◆ GIVEN ENTRIES:

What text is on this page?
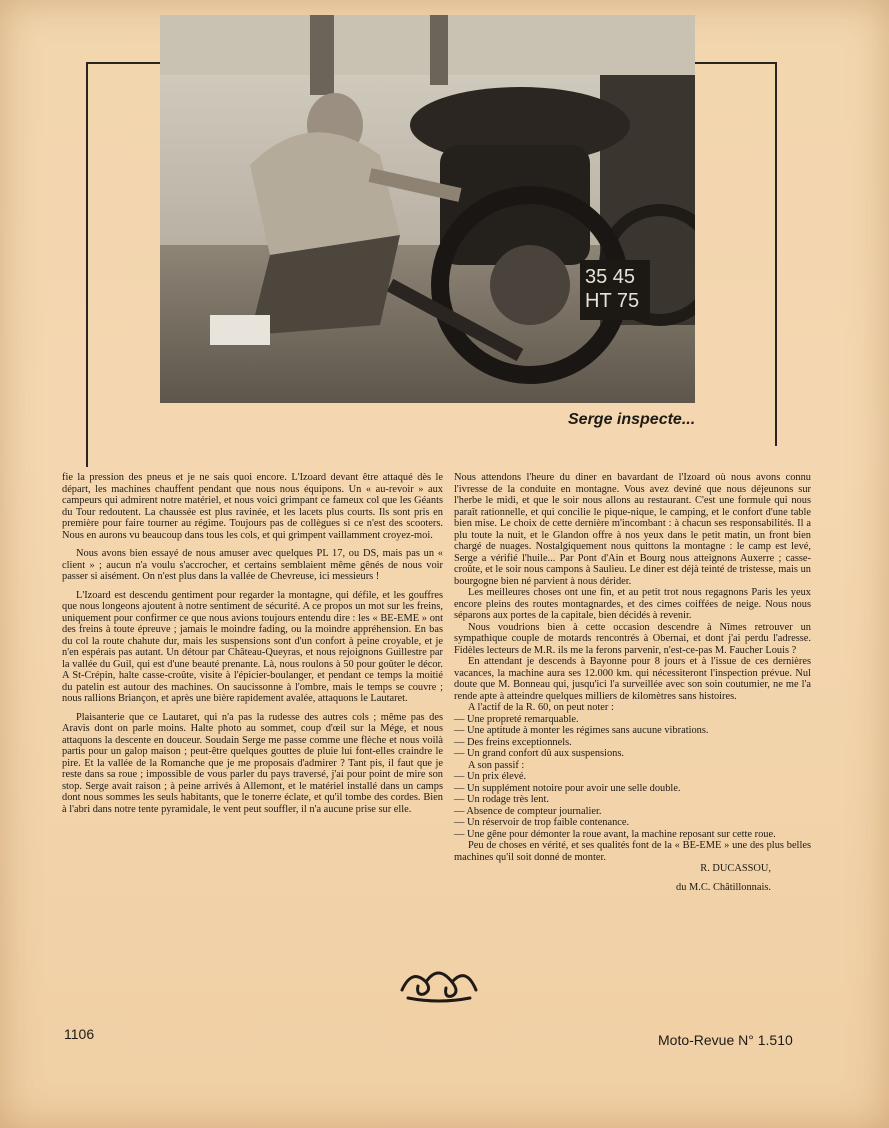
35 45
HT 75
Serge inspecte...

fie la pression des pneus et je ne sais quoi encore. L'Izoard devant être attaqué dès le départ, les machines chauffent pendant que nous nous équipons. Un « au-revoir » aux campeurs qui admirent notre matériel, et nous voici grimpant ce fameux col que les Géants du Tour redoutent. La chaussée est plus ravinée, et les lacets plus courts. Ils sont pris en première pour faire tourner au régime. Toujours pas de collègues si ce n'est des scooters. Nous en aurons vu beaucoup dans tous les cols, et qui grimpent vaillamment croyez-moi.

Nous avons bien essayé de nous amuser avec quelques PL 17, ou DS, mais pas un « client » ; aucun n'a voulu s'accrocher, et certains semblaient même gênés de nous voir passer si aisément. On n'est plus dans la vallée de Chevreuse, ici messieurs !

L'Izoard est descendu gentiment pour regarder la montagne, qui défile, et les gouffres que nous longeons ajoutent à notre sentiment de sécurité. A ce propos un mot sur les freins, uniquement pour confirmer ce que nous avions toujours entendu dire : les « BE-EME » ont des freins à toute épreuve ; jamais le moindre fading, ou la moindre appréhension. En bas du col la route chahute dur, mais les suspensions sont d'un confort à peine croyable, et je n'en espérais pas autant. Un détour par Château-Queyras, et nous rejoignons Guillestre par la vallée du Guil, qui est d'une beauté prenante. Là, nous roulons à 50 pour goûter le décor. A St-Crépin, halte casse-croûte, visite à l'épicier-boulanger, et pendant ce temps la moitié du patelin est autour des machines. On saucissonne à l'ombre, mais le temps se couvre ; nous rallions Briançon, et après une bière rapidement avalée, attaquons le Lautaret.

Plaisanterie que ce Lautaret, qui n'a pas la rudesse des autres cols ; même pas des Aravis dont on parle moins. Halte photo au sommet, coup d'œil sur la Mége, et nous attaquons la descente en douceur. Soudain Serge me passe comme une flèche et nous voilà partis pour un galop maison ; peut-être quelques gouttes de pluie lui font-elles craindre le pire. Et la vallée de la Romanche que je me proposais d'admirer ? Tant pis, il faut que je reste dans sa roue ; impossible de vous parler du pays traversé, j'ai pour point de mire son stop. Serge avait raison ; à peine arrivés à Allemont, et le matériel installé dans un camps dont nous sommes les seuls habitants, que le tonerre éclate, et qu'il tombe des cordes. Bien à l'abri dans notre tente pyramidale, le vent peut souffler, il n'a aucune prise sur elle.

Nous attendons l'heure du diner en bavardant de l'Izoard où nous avons connu l'ivresse de la conduite en montagne. Vous avez deviné que nous déjeunons sur l'herbe le midi, et que le soir nous allons au restaurant. C'est une formule qui nous paraît rationnelle, et qui concilie le pique-nique, le camping, et le confort d'une table bien mise. Le choix de cette dernière m'incombant : à chacun ses responsabilités. Il a plu toute la nuit, et le Glandon offre à nos yeux dans le petit matin, un front bien chargé de nuages. Nostalgiquement nous quittons la montagne : le camp est levé, Serge a vérifié l'huile... Par Pont d'Ain et Bourg nous atteignons Auxerre ; casse-croûte, et le soir nous campons à Saulieu. Le diner est déjà teinté de tristesse, mais un bourgogne bien né parvient à nous dérider.

Les meilleures choses ont une fin, et au petit trot nous regagnons Paris les yeux encore pleins des routes montagnardes, et des cimes coiffées de neige. Nous nous séparons aux portes de la capitale, bien décidés à revenir.

Nous voudrions bien à cette occasion descendre à Nîmes retrouver un sympathique couple de motards rencontrés à Obernai, et dont j'ai perdu l'adresse. Fidèles lecteurs de M.R. ils me la ferons parvenir, n'est-ce-pas M. Faucher Louis ?

En attendant je descends à Bayonne pour 8 jours et à l'issue de ces dernières vacances, la machine aura ses 12.000 km. qui nécessiteront l'inspection prévue. Nul doute que M. Bonneau qui, jusqu'ici l'a surveillée avec son soin coutumier, ne me l'a rende apte à atteindre quelques milliers de kilomètres sans histoires.

A l'actif de la R. 60, on peut noter :

— Une propreté remarquable.

— Une aptitude à monter les régimes sans aucune vibrations.

— Des freins exceptionnels.

— Un grand confort dû aux suspensions.

A son passif :

— Un prix élevé.

— Un supplément notoire pour avoir une selle double.

— Un rodage très lent.

— Absence de compteur journalier.

— Un réservoir de trop faible contenance.

— Une gêne pour démonter la roue avant, la machine reposant sur cette roue.

Peu de choses en vérité, et ses qualités font de la « BE-EME » une des plus belles machines qu'il soit donné de monter.

R. DUCASSOU,

du M.C. Châtillonnais.

1106	Moto-Revue N° 1.510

◆ REQUIREMENT: Wherever "choses" shows up in a line, copy that line.

◆ CORRECT ANSWER:
Les meilleures choses ont une fin, et au petit trot nous regagnons Paris les yeux encore pleins des routes montagnardes, et des cimes coiffées de neige. Nous nous séparons aux portes de la capitale, bien décidés à revenir.
Peu de choses en vérité, et ses qualités font de la « BE-EME » une des plus belles machines qu'il soit donné de monter.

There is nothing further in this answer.